┌──

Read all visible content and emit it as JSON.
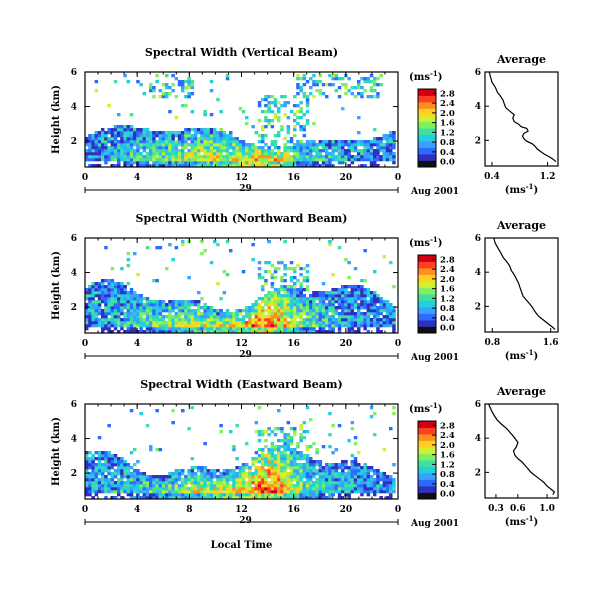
{
  "chart_data": [
    {
      "type": "heatmap",
      "title": "Spectral Width (Vertical Beam)",
      "ylabel": "Height (km)",
      "xlabel": "",
      "date_label": "Aug 2001",
      "day_label": "29",
      "xlim": [
        0,
        24
      ],
      "xticks": [
        "0",
        "4",
        "8",
        "12",
        "16",
        "20",
        "0"
      ],
      "ylim": [
        0.5,
        6
      ],
      "yticks": [
        "2",
        "4",
        "6"
      ],
      "colorbar": {
        "unit": "(ms",
        "unit_sup": "-1",
        "unit_close": ")",
        "ticks": [
          "0.0",
          "0.4",
          "0.8",
          "1.2",
          "1.6",
          "2.0",
          "2.4",
          "2.8"
        ]
      },
      "average": {
        "title": "Average",
        "xlabel": "(ms",
        "xlabel_sup": "-1",
        "xlabel_close": ")",
        "xticks": [
          "0.4",
          "1.2"
        ],
        "xlim": [
          0.3,
          1.35
        ],
        "yticks": [
          "2",
          "4",
          "6"
        ],
        "profile": [
          [
            0.36,
            6.0
          ],
          [
            0.38,
            5.7
          ],
          [
            0.4,
            5.4
          ],
          [
            0.45,
            5.1
          ],
          [
            0.48,
            4.8
          ],
          [
            0.52,
            4.6
          ],
          [
            0.56,
            4.35
          ],
          [
            0.58,
            4.1
          ],
          [
            0.6,
            3.9
          ],
          [
            0.66,
            3.7
          ],
          [
            0.72,
            3.5
          ],
          [
            0.7,
            3.3
          ],
          [
            0.72,
            3.1
          ],
          [
            0.78,
            2.95
          ],
          [
            0.82,
            2.8
          ],
          [
            0.9,
            2.7
          ],
          [
            0.92,
            2.55
          ],
          [
            0.86,
            2.4
          ],
          [
            0.84,
            2.25
          ],
          [
            0.86,
            2.1
          ],
          [
            0.9,
            1.95
          ],
          [
            0.98,
            1.8
          ],
          [
            1.02,
            1.65
          ],
          [
            1.05,
            1.5
          ],
          [
            1.1,
            1.35
          ],
          [
            1.15,
            1.2
          ],
          [
            1.22,
            1.05
          ],
          [
            1.28,
            0.9
          ],
          [
            1.32,
            0.75
          ]
        ]
      }
    },
    {
      "type": "heatmap",
      "title": "Spectral Width (Northward Beam)",
      "ylabel": "Height (km)",
      "xlabel": "",
      "date_label": "Aug 2001",
      "day_label": "29",
      "xlim": [
        0,
        24
      ],
      "xticks": [
        "0",
        "4",
        "8",
        "12",
        "16",
        "20",
        "0"
      ],
      "ylim": [
        0.5,
        6
      ],
      "yticks": [
        "2",
        "4",
        "6"
      ],
      "colorbar": {
        "unit": "(ms",
        "unit_sup": "-1",
        "unit_close": ")",
        "ticks": [
          "0.0",
          "0.4",
          "0.8",
          "1.2",
          "1.6",
          "2.0",
          "2.4",
          "2.8"
        ]
      },
      "average": {
        "title": "Average",
        "xlabel": "(ms",
        "xlabel_sup": "-1",
        "xlabel_close": ")",
        "xticks": [
          "0.8",
          "1.6"
        ],
        "xlim": [
          0.7,
          1.7
        ],
        "yticks": [
          "2",
          "4",
          "6"
        ],
        "profile": [
          [
            0.82,
            6.0
          ],
          [
            0.84,
            5.7
          ],
          [
            0.88,
            5.4
          ],
          [
            0.92,
            5.1
          ],
          [
            0.95,
            4.85
          ],
          [
            1.0,
            4.6
          ],
          [
            1.04,
            4.35
          ],
          [
            1.06,
            4.1
          ],
          [
            1.1,
            3.85
          ],
          [
            1.13,
            3.6
          ],
          [
            1.16,
            3.35
          ],
          [
            1.18,
            3.1
          ],
          [
            1.2,
            2.85
          ],
          [
            1.22,
            2.6
          ],
          [
            1.26,
            2.4
          ],
          [
            1.3,
            2.2
          ],
          [
            1.34,
            2.0
          ],
          [
            1.37,
            1.8
          ],
          [
            1.4,
            1.6
          ],
          [
            1.44,
            1.4
          ],
          [
            1.5,
            1.2
          ],
          [
            1.56,
            1.0
          ],
          [
            1.62,
            0.8
          ],
          [
            1.66,
            0.65
          ]
        ]
      }
    },
    {
      "type": "heatmap",
      "title": "Spectral Width (Eastward Beam)",
      "ylabel": "Height (km)",
      "xlabel": "Local Time",
      "date_label": "Aug 2001",
      "day_label": "29",
      "xlim": [
        0,
        24
      ],
      "xticks": [
        "0",
        "4",
        "8",
        "12",
        "16",
        "20",
        "0"
      ],
      "ylim": [
        0.5,
        6
      ],
      "yticks": [
        "2",
        "4",
        "6"
      ],
      "colorbar": {
        "unit": "(ms",
        "unit_sup": "-1",
        "unit_close": ")",
        "ticks": [
          "0.0",
          "0.4",
          "0.8",
          "1.2",
          "1.6",
          "2.0",
          "2.4",
          "2.8"
        ]
      },
      "average": {
        "title": "Average",
        "xlabel": "(ms",
        "xlabel_sup": "-1",
        "xlabel_close": ")",
        "xticks": [
          "0.3",
          "0.6",
          "1.0"
        ],
        "xlim": [
          0.15,
          1.15
        ],
        "yticks": [
          "2",
          "4",
          "6"
        ],
        "profile": [
          [
            0.2,
            6.0
          ],
          [
            0.24,
            5.6
          ],
          [
            0.28,
            5.3
          ],
          [
            0.32,
            5.05
          ],
          [
            0.38,
            4.8
          ],
          [
            0.45,
            4.55
          ],
          [
            0.5,
            4.3
          ],
          [
            0.55,
            4.05
          ],
          [
            0.6,
            3.75
          ],
          [
            0.58,
            3.5
          ],
          [
            0.54,
            3.25
          ],
          [
            0.56,
            3.0
          ],
          [
            0.6,
            2.8
          ],
          [
            0.66,
            2.6
          ],
          [
            0.7,
            2.4
          ],
          [
            0.74,
            2.2
          ],
          [
            0.78,
            2.0
          ],
          [
            0.84,
            1.8
          ],
          [
            0.9,
            1.6
          ],
          [
            0.96,
            1.4
          ],
          [
            1.0,
            1.2
          ],
          [
            1.06,
            1.0
          ],
          [
            1.1,
            0.85
          ],
          [
            1.08,
            0.7
          ]
        ]
      }
    }
  ],
  "colors": [
    "#101010",
    "#3030c0",
    "#2c6bff",
    "#3ba0ff",
    "#20d0e0",
    "#40e0a0",
    "#80f060",
    "#d0f030",
    "#ffd020",
    "#ff9020",
    "#ff4020",
    "#d00010"
  ]
}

└──

_WRITTEN TASK_
Reproduce all the records verbatim, excluding images.

_OUTPUT_
Read all visible content and emit it as JSON.
{
  "chart_data": [
    {
      "type": "heatmap",
      "title": "Spectral Width (Vertical Beam)",
      "ylabel": "Height (km)",
      "xlabel": "",
      "date_label": "Aug 2001",
      "day_label": "29",
      "xlim": [
        0,
        24
      ],
      "xticks": [
        "0",
        "4",
        "8",
        "12",
        "16",
        "20",
        "0"
      ],
      "ylim": [
        0.5,
        6
      ],
      "yticks": [
        "2",
        "4",
        "6"
      ],
      "colorbar": {
        "unit": "(ms",
        "unit_sup": "-1",
        "unit_close": ")",
        "ticks": [
          "0.0",
          "0.4",
          "0.8",
          "1.2",
          "1.6",
          "2.0",
          "2.4",
          "2.8"
        ]
      },
      "average": {
        "title": "Average",
        "xlabel": "(ms",
        "xlabel_sup": "-1",
        "xlabel_close": ")",
        "xticks": [
          "0.4",
          "1.2"
        ],
        "xlim": [
          0.3,
          1.35
        ],
        "yticks": [
          "2",
          "4",
          "6"
        ],
        "profile": [
          [
            0.36,
            6.0
          ],
          [
            0.38,
            5.7
          ],
          [
            0.4,
            5.4
          ],
          [
            0.45,
            5.1
          ],
          [
            0.48,
            4.8
          ],
          [
            0.52,
            4.6
          ],
          [
            0.56,
            4.35
          ],
          [
            0.58,
            4.1
          ],
          [
            0.6,
            3.9
          ],
          [
            0.66,
            3.7
          ],
          [
            0.72,
            3.5
          ],
          [
            0.7,
            3.3
          ],
          [
            0.72,
            3.1
          ],
          [
            0.78,
            2.95
          ],
          [
            0.82,
            2.8
          ],
          [
            0.9,
            2.7
          ],
          [
            0.92,
            2.55
          ],
          [
            0.86,
            2.4
          ],
          [
            0.84,
            2.25
          ],
          [
            0.86,
            2.1
          ],
          [
            0.9,
            1.95
          ],
          [
            0.98,
            1.8
          ],
          [
            1.02,
            1.65
          ],
          [
            1.05,
            1.5
          ],
          [
            1.1,
            1.35
          ],
          [
            1.15,
            1.2
          ],
          [
            1.22,
            1.05
          ],
          [
            1.28,
            0.9
          ],
          [
            1.32,
            0.75
          ]
        ]
      }
    },
    {
      "type": "heatmap",
      "title": "Spectral Width (Northward Beam)",
      "ylabel": "Height (km)",
      "xlabel": "",
      "date_label": "Aug 2001",
      "day_label": "29",
      "xlim": [
        0,
        24
      ],
      "xticks": [
        "0",
        "4",
        "8",
        "12",
        "16",
        "20",
        "0"
      ],
      "ylim": [
        0.5,
        6
      ],
      "yticks": [
        "2",
        "4",
        "6"
      ],
      "colorbar": {
        "unit": "(ms",
        "unit_sup": "-1",
        "unit_close": ")",
        "ticks": [
          "0.0",
          "0.4",
          "0.8",
          "1.2",
          "1.6",
          "2.0",
          "2.4",
          "2.8"
        ]
      },
      "average": {
        "title": "Average",
        "xlabel": "(ms",
        "xlabel_sup": "-1",
        "xlabel_close": ")",
        "xticks": [
          "0.8",
          "1.6"
        ],
        "xlim": [
          0.7,
          1.7
        ],
        "yticks": [
          "2",
          "4",
          "6"
        ],
        "profile": [
          [
            0.82,
            6.0
          ],
          [
            0.84,
            5.7
          ],
          [
            0.88,
            5.4
          ],
          [
            0.92,
            5.1
          ],
          [
            0.95,
            4.85
          ],
          [
            1.0,
            4.6
          ],
          [
            1.04,
            4.35
          ],
          [
            1.06,
            4.1
          ],
          [
            1.1,
            3.85
          ],
          [
            1.13,
            3.6
          ],
          [
            1.16,
            3.35
          ],
          [
            1.18,
            3.1
          ],
          [
            1.2,
            2.85
          ],
          [
            1.22,
            2.6
          ],
          [
            1.26,
            2.4
          ],
          [
            1.3,
            2.2
          ],
          [
            1.34,
            2.0
          ],
          [
            1.37,
            1.8
          ],
          [
            1.4,
            1.6
          ],
          [
            1.44,
            1.4
          ],
          [
            1.5,
            1.2
          ],
          [
            1.56,
            1.0
          ],
          [
            1.62,
            0.8
          ],
          [
            1.66,
            0.65
          ]
        ]
      }
    },
    {
      "type": "heatmap",
      "title": "Spectral Width (Eastward Beam)",
      "ylabel": "Height (km)",
      "xlabel": "Local Time",
      "date_label": "Aug 2001",
      "day_label": "29",
      "xlim": [
        0,
        24
      ],
      "xticks": [
        "0",
        "4",
        "8",
        "12",
        "16",
        "20",
        "0"
      ],
      "ylim": [
        0.5,
        6
      ],
      "yticks": [
        "2",
        "4",
        "6"
      ],
      "colorbar": {
        "unit": "(ms",
        "unit_sup": "-1",
        "unit_close": ")",
        "ticks": [
          "0.0",
          "0.4",
          "0.8",
          "1.2",
          "1.6",
          "2.0",
          "2.4",
          "2.8"
        ]
      },
      "average": {
        "title": "Average",
        "xlabel": "(ms",
        "xlabel_sup": "-1",
        "xlabel_close": ")",
        "xticks": [
          "0.3",
          "0.6",
          "1.0"
        ],
        "xlim": [
          0.15,
          1.15
        ],
        "yticks": [
          "2",
          "4",
          "6"
        ],
        "profile": [
          [
            0.2,
            6.0
          ],
          [
            0.24,
            5.6
          ],
          [
            0.28,
            5.3
          ],
          [
            0.32,
            5.05
          ],
          [
            0.38,
            4.8
          ],
          [
            0.45,
            4.55
          ],
          [
            0.5,
            4.3
          ],
          [
            0.55,
            4.05
          ],
          [
            0.6,
            3.75
          ],
          [
            0.58,
            3.5
          ],
          [
            0.54,
            3.25
          ],
          [
            0.56,
            3.0
          ],
          [
            0.6,
            2.8
          ],
          [
            0.66,
            2.6
          ],
          [
            0.7,
            2.4
          ],
          [
            0.74,
            2.2
          ],
          [
            0.78,
            2.0
          ],
          [
            0.84,
            1.8
          ],
          [
            0.9,
            1.6
          ],
          [
            0.96,
            1.4
          ],
          [
            1.0,
            1.2
          ],
          [
            1.06,
            1.0
          ],
          [
            1.1,
            0.85
          ],
          [
            1.08,
            0.7
          ]
        ]
      }
    }
  ],
  "colors": [
    "#101010",
    "#3030c0",
    "#2c6bff",
    "#3ba0ff",
    "#20d0e0",
    "#40e0a0",
    "#80f060",
    "#d0f030",
    "#ffd020",
    "#ff9020",
    "#ff4020",
    "#d00010"
  ]
}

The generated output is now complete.